TASK OBJECTIVE
In full and without alteration, repeat the material.

SOURCE MATERIAL
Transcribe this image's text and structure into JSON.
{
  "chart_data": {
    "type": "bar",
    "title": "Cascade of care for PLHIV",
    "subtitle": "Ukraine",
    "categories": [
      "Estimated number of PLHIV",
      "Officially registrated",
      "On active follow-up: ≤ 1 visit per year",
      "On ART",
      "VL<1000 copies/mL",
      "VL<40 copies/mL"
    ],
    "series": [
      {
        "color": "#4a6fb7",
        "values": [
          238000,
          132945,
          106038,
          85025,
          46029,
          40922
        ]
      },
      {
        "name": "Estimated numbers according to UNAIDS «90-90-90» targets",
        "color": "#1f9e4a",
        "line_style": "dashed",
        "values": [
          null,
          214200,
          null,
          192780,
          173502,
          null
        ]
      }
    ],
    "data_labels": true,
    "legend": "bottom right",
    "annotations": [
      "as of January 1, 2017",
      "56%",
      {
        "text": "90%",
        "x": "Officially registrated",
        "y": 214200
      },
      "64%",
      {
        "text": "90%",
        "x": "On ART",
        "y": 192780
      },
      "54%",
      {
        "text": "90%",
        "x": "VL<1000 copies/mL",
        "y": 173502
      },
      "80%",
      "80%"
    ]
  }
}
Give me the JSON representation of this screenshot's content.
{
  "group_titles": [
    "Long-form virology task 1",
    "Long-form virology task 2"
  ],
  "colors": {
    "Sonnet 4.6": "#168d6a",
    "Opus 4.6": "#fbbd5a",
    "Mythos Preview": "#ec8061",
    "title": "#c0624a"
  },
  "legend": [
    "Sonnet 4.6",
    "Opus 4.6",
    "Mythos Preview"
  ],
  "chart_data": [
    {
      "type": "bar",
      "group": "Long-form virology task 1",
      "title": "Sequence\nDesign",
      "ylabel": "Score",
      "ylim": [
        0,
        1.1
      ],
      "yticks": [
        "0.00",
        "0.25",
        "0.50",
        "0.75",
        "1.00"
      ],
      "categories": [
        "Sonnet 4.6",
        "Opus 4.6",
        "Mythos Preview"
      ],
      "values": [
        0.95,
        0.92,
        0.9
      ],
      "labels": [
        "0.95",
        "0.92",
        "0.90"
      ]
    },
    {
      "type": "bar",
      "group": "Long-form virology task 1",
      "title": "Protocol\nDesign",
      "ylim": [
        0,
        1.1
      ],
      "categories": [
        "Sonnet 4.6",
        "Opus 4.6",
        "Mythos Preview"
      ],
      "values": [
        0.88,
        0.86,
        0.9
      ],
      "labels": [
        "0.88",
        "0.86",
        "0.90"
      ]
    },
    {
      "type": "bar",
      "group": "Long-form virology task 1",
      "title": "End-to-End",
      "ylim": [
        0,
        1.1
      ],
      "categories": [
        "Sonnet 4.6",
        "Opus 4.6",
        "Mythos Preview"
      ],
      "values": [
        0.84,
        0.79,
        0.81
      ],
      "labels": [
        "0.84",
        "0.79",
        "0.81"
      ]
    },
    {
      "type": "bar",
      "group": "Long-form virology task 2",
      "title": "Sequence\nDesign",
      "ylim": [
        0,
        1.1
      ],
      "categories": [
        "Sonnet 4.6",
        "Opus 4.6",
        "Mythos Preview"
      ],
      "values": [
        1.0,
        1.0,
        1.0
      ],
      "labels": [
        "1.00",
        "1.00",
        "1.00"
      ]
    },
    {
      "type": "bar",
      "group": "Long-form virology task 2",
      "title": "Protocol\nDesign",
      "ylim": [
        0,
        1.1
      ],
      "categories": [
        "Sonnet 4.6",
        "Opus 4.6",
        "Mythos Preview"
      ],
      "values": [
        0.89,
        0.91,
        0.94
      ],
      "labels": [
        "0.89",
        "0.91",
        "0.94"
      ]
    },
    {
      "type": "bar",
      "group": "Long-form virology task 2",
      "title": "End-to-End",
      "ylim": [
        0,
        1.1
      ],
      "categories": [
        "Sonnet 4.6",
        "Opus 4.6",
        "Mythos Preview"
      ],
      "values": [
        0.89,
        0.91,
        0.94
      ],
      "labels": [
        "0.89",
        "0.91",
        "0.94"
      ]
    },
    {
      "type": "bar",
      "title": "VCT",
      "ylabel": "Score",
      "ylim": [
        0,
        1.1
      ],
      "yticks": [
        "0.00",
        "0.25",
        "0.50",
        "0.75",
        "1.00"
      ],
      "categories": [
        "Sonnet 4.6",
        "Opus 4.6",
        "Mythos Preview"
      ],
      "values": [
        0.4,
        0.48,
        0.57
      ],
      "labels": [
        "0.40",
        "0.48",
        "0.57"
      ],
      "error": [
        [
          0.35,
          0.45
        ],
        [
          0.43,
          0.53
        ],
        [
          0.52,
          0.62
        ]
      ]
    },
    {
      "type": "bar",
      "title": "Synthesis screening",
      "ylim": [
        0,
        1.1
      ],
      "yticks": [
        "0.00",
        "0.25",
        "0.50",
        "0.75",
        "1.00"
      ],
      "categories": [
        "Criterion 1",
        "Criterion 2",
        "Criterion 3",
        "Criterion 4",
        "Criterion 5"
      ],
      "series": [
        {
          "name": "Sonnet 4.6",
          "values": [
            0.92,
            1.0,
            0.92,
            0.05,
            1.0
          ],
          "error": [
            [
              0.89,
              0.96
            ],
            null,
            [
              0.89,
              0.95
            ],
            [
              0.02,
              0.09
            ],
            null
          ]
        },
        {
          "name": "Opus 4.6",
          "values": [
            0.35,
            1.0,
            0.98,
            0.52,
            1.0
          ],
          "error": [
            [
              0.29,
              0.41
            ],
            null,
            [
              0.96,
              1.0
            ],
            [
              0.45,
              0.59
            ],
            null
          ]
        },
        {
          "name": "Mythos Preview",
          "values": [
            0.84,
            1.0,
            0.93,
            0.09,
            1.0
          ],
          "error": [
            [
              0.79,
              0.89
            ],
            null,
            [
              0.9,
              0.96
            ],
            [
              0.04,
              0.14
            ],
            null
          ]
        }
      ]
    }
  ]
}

COMPLETE RESPONSE
Transcribe this image's text and structure into JSON.
{
  "chart_data": {
    "type": "bar",
    "title": "Cascade of care for PLHIV",
    "subtitle": "Ukraine",
    "categories": [
      "Estimated number of PLHIV",
      "Officially registrated",
      "On active follow-up: ≤ 1 visit per year",
      "On ART",
      "VL<1000 copies/mL",
      "VL<40 copies/mL"
    ],
    "series": [
      {
        "color": "#4a6fb7",
        "values": [
          238000,
          132945,
          106038,
          85025,
          46029,
          40922
        ]
      },
      {
        "name": "Estimated numbers according to UNAIDS «90-90-90» targets",
        "color": "#1f9e4a",
        "line_style": "dashed",
        "values": [
          null,
          214200,
          null,
          192780,
          173502,
          null
        ]
      }
    ],
    "data_labels": true,
    "legend": "bottom right",
    "annotations": [
      "as of January 1, 2017",
      "56%",
      {
        "text": "90%",
        "x": "Officially registrated",
        "y": 214200
      },
      "64%",
      {
        "text": "90%",
        "x": "On ART",
        "y": 192780
      },
      "54%",
      {
        "text": "90%",
        "x": "VL<1000 copies/mL",
        "y": 173502
      },
      "80%",
      "80%"
    ]
  }
}
Give me the JSON representation of this screenshot's content.
{
  "group_titles": [
    "Long-form virology task 1",
    "Long-form virology task 2"
  ],
  "colors": {
    "Sonnet 4.6": "#168d6a",
    "Opus 4.6": "#fbbd5a",
    "Mythos Preview": "#ec8061",
    "title": "#c0624a"
  },
  "legend": [
    "Sonnet 4.6",
    "Opus 4.6",
    "Mythos Preview"
  ],
  "chart_data": [
    {
      "type": "bar",
      "group": "Long-form virology task 1",
      "title": "Sequence\nDesign",
      "ylabel": "Score",
      "ylim": [
        0,
        1.1
      ],
      "yticks": [
        "0.00",
        "0.25",
        "0.50",
        "0.75",
        "1.00"
      ],
      "categories": [
        "Sonnet 4.6",
        "Opus 4.6",
        "Mythos Preview"
      ],
      "values": [
        0.95,
        0.92,
        0.9
      ],
      "labels": [
        "0.95",
        "0.92",
        "0.90"
      ]
    },
    {
      "type": "bar",
      "group": "Long-form virology task 1",
      "title": "Protocol\nDesign",
      "ylim": [
        0,
        1.1
      ],
      "categories": [
        "Sonnet 4.6",
        "Opus 4.6",
        "Mythos Preview"
      ],
      "values": [
        0.88,
        0.86,
        0.9
      ],
      "labels": [
        "0.88",
        "0.86",
        "0.90"
      ]
    },
    {
      "type": "bar",
      "group": "Long-form virology task 1",
      "title": "End-to-End",
      "ylim": [
        0,
        1.1
      ],
      "categories": [
        "Sonnet 4.6",
        "Opus 4.6",
        "Mythos Preview"
      ],
      "values": [
        0.84,
        0.79,
        0.81
      ],
      "labels": [
        "0.84",
        "0.79",
        "0.81"
      ]
    },
    {
      "type": "bar",
      "group": "Long-form virology task 2",
      "title": "Sequence\nDesign",
      "ylim": [
        0,
        1.1
      ],
      "categories": [
        "Sonnet 4.6",
        "Opus 4.6",
        "Mythos Preview"
      ],
      "values": [
        1.0,
        1.0,
        1.0
      ],
      "labels": [
        "1.00",
        "1.00",
        "1.00"
      ]
    },
    {
      "type": "bar",
      "group": "Long-form virology task 2",
      "title": "Protocol\nDesign",
      "ylim": [
        0,
        1.1
      ],
      "categories": [
        "Sonnet 4.6",
        "Opus 4.6",
        "Mythos Preview"
      ],
      "values": [
        0.89,
        0.91,
        0.94
      ],
      "labels": [
        "0.89",
        "0.91",
        "0.94"
      ]
    },
    {
      "type": "bar",
      "group": "Long-form virology task 2",
      "title": "End-to-End",
      "ylim": [
        0,
        1.1
      ],
      "categories": [
        "Sonnet 4.6",
        "Opus 4.6",
        "Mythos Preview"
      ],
      "values": [
        0.89,
        0.91,
        0.94
      ],
      "labels": [
        "0.89",
        "0.91",
        "0.94"
      ]
    },
    {
      "type": "bar",
      "title": "VCT",
      "ylabel": "Score",
      "ylim": [
        0,
        1.1
      ],
      "yticks": [
        "0.00",
        "0.25",
        "0.50",
        "0.75",
        "1.00"
      ],
      "categories": [
        "Sonnet 4.6",
        "Opus 4.6",
        "Mythos Preview"
      ],
      "values": [
        0.4,
        0.48,
        0.57
      ],
      "labels": [
        "0.40",
        "0.48",
        "0.57"
      ],
      "error": [
        [
          0.35,
          0.45
        ],
        [
          0.43,
          0.53
        ],
        [
          0.52,
          0.62
        ]
      ]
    },
    {
      "type": "bar",
      "title": "Synthesis screening",
      "ylim": [
        0,
        1.1
      ],
      "yticks": [
        "0.00",
        "0.25",
        "0.50",
        "0.75",
        "1.00"
      ],
      "categories": [
        "Criterion 1",
        "Criterion 2",
        "Criterion 3",
        "Criterion 4",
        "Criterion 5"
      ],
      "series": [
        {
          "name": "Sonnet 4.6",
          "values": [
            0.92,
            1.0,
            0.92,
            0.05,
            1.0
          ],
          "error": [
            [
              0.89,
              0.96
            ],
            null,
            [
              0.89,
              0.95
            ],
            [
              0.02,
              0.09
            ],
            null
          ]
        },
        {
          "name": "Opus 4.6",
          "values": [
            0.35,
            1.0,
            0.98,
            0.52,
            1.0
          ],
          "error": [
            [
              0.29,
              0.41
            ],
            null,
            [
              0.96,
              1.0
            ],
            [
              0.45,
              0.59
            ],
            null
          ]
        },
        {
          "name": "Mythos Preview",
          "values": [
            0.84,
            1.0,
            0.93,
            0.09,
            1.0
          ],
          "error": [
            [
              0.79,
              0.89
            ],
            null,
            [
              0.9,
              0.96
            ],
            [
              0.04,
              0.14
            ],
            null
          ]
        }
      ]
    }
  ]
}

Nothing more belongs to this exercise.